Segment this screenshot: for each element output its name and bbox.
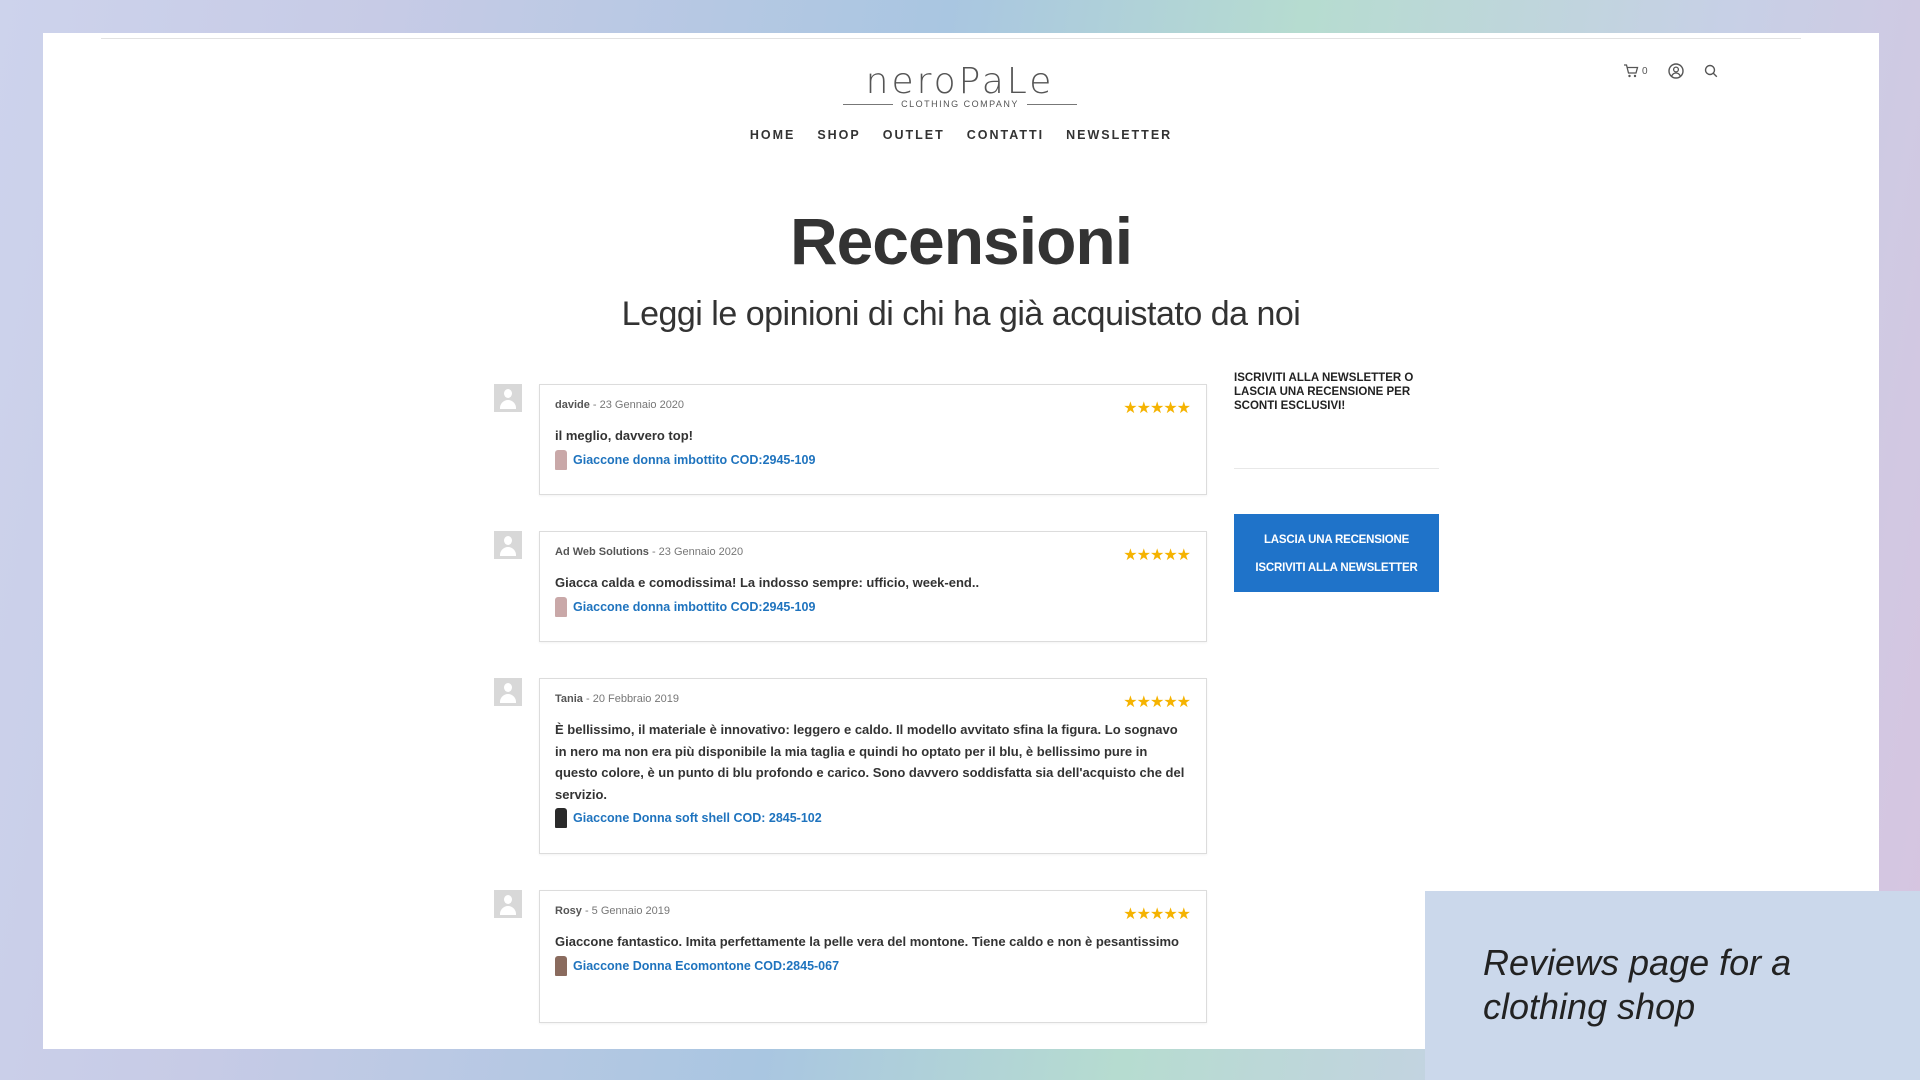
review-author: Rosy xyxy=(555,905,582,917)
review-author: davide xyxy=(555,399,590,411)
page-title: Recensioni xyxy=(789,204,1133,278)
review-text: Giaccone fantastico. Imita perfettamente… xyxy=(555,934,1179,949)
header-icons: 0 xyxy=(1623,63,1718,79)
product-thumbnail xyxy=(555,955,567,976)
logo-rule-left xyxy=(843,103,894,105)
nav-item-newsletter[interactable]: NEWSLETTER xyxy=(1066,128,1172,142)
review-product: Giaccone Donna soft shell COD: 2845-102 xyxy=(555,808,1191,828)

■ WHAT TO WORK ON: Rewrite the rows above, changing "review-author" to "reviewer" everywhere and keeping everything else the same. Leave the picture line out.

■ THE RESPONSE:
Segment this screenshot: for each element output its name and bbox.
reviewer: Rosy xyxy=(555,905,582,917)
reviewer: davide xyxy=(555,399,590,411)
page-title: Recensioni xyxy=(789,204,1133,278)
review-text: Giaccone fantastico. Imita perfettamente… xyxy=(555,934,1179,949)
header-icons: 0 xyxy=(1623,63,1718,79)
product-thumbnail xyxy=(555,955,567,976)
logo-rule-left xyxy=(843,103,894,105)
nav-item-newsletter[interactable]: NEWSLETTER xyxy=(1066,128,1172,142)
review-product: Giaccone Donna soft shell COD: 2845-102 xyxy=(555,808,1191,828)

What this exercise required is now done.